Exercise instructions | Will you transcribe all the entries word for word, skipping the pictures they hold?

>> START Source data

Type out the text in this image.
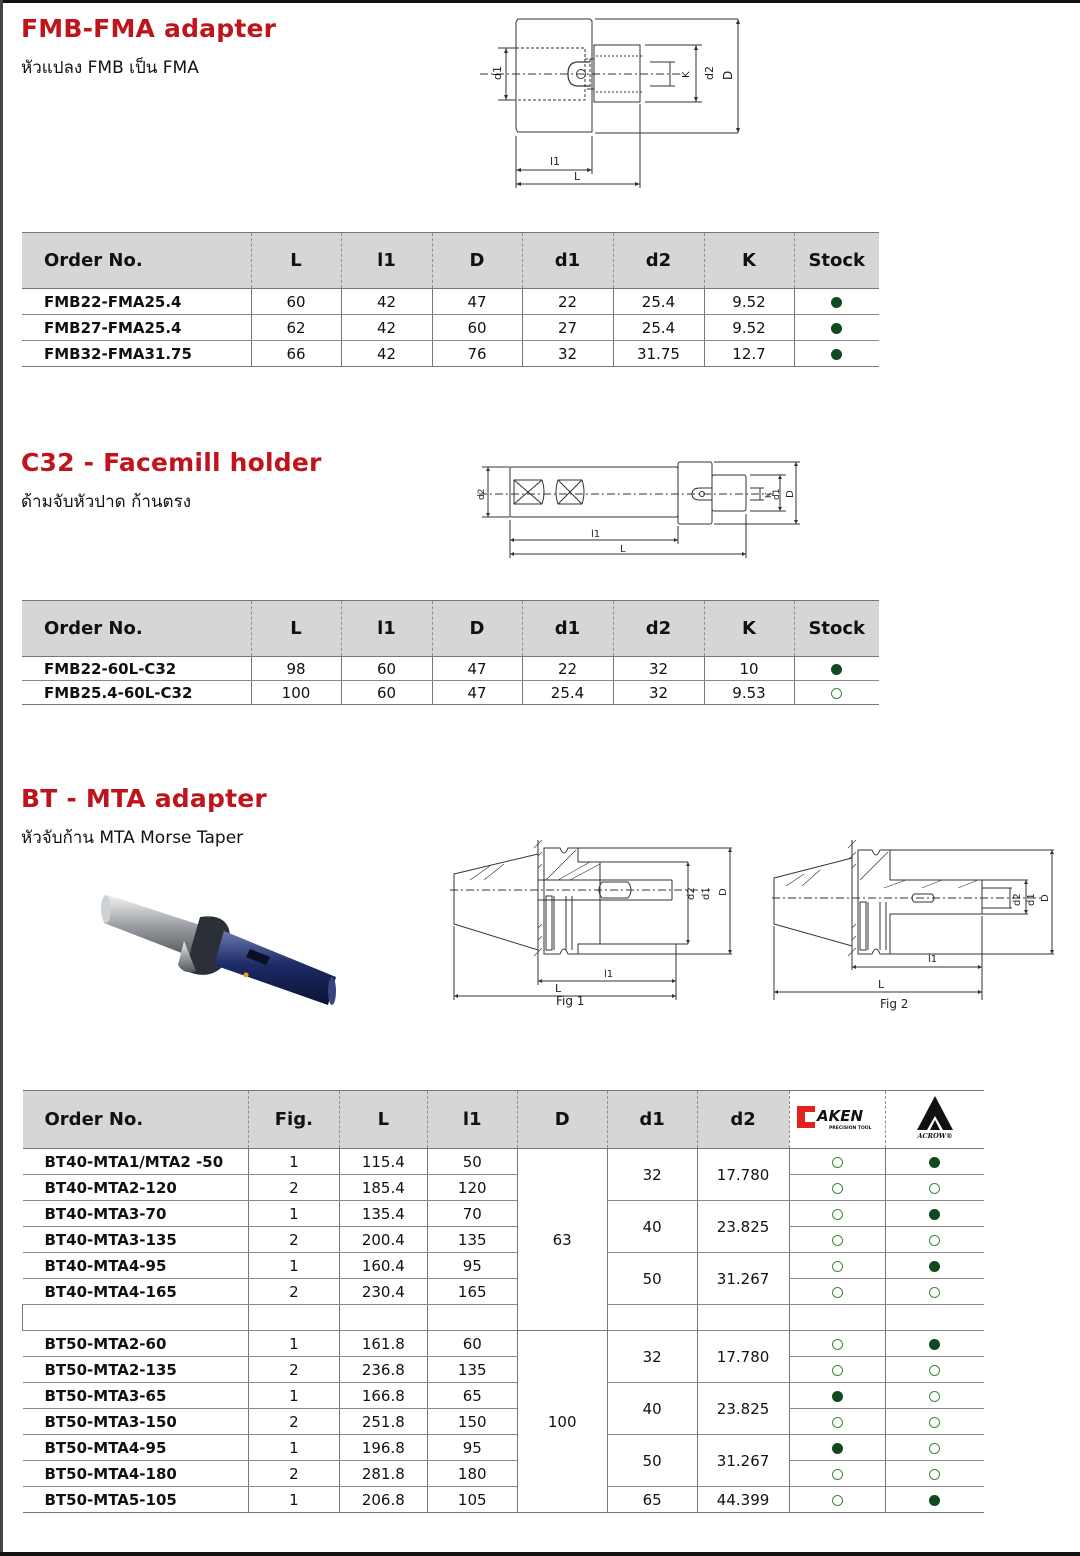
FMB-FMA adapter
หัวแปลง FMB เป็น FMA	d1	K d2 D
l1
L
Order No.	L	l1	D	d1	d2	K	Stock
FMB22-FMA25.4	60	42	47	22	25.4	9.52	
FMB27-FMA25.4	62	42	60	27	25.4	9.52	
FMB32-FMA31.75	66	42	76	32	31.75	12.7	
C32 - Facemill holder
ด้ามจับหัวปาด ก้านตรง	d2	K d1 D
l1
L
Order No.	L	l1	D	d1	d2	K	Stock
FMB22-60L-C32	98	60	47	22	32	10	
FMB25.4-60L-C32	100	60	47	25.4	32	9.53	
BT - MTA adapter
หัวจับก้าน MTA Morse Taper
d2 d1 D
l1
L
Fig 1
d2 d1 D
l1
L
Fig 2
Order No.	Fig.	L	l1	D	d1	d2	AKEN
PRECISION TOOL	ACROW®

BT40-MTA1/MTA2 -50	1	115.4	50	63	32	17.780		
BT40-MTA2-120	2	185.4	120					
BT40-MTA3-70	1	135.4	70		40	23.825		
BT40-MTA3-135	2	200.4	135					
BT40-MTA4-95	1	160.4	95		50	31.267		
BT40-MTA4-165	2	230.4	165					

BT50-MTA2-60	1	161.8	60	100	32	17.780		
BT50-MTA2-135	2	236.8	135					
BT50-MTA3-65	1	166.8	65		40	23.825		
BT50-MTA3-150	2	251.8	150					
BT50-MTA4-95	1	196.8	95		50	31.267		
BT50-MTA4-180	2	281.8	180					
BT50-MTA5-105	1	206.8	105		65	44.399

>> END Source data

Complete response |
Type out the text in this image.
FMB-FMA adapter
หัวแปลง FMB เป็น FMA	d1	K d2 D
l1
L
Order No.	L	l1	D	d1	d2	K	Stock
FMB22-FMA25.4	60	42	47	22	25.4	9.52	
FMB27-FMA25.4	62	42	60	27	25.4	9.52	
FMB32-FMA31.75	66	42	76	32	31.75	12.7	
C32 - Facemill holder
ด้ามจับหัวปาด ก้านตรง	d2	K d1 D
l1
L
Order No.	L	l1	D	d1	d2	K	Stock
FMB22-60L-C32	98	60	47	22	32	10	
FMB25.4-60L-C32	100	60	47	25.4	32	9.53	
BT - MTA adapter
หัวจับก้าน MTA Morse Taper
d2 d1 D
l1
L
Fig 1
d2 d1 D
l1
L
Fig 2
Order No.	Fig.	L	l1	D	d1	d2	AKEN
PRECISION TOOL	ACROW®

BT40-MTA1/MTA2 -50	1	115.4	50	63	32	17.780		
BT40-MTA2-120	2	185.4	120					
BT40-MTA3-70	1	135.4	70		40	23.825		
BT40-MTA3-135	2	200.4	135					
BT40-MTA4-95	1	160.4	95		50	31.267		
BT40-MTA4-165	2	230.4	165					

BT50-MTA2-60	1	161.8	60	100	32	17.780		
BT50-MTA2-135	2	236.8	135					
BT50-MTA3-65	1	166.8	65		40	23.825		
BT50-MTA3-150	2	251.8	150					
BT50-MTA4-95	1	196.8	95		50	31.267		
BT50-MTA4-180	2	281.8	180					
BT50-MTA5-105	1	206.8	105		65	44.399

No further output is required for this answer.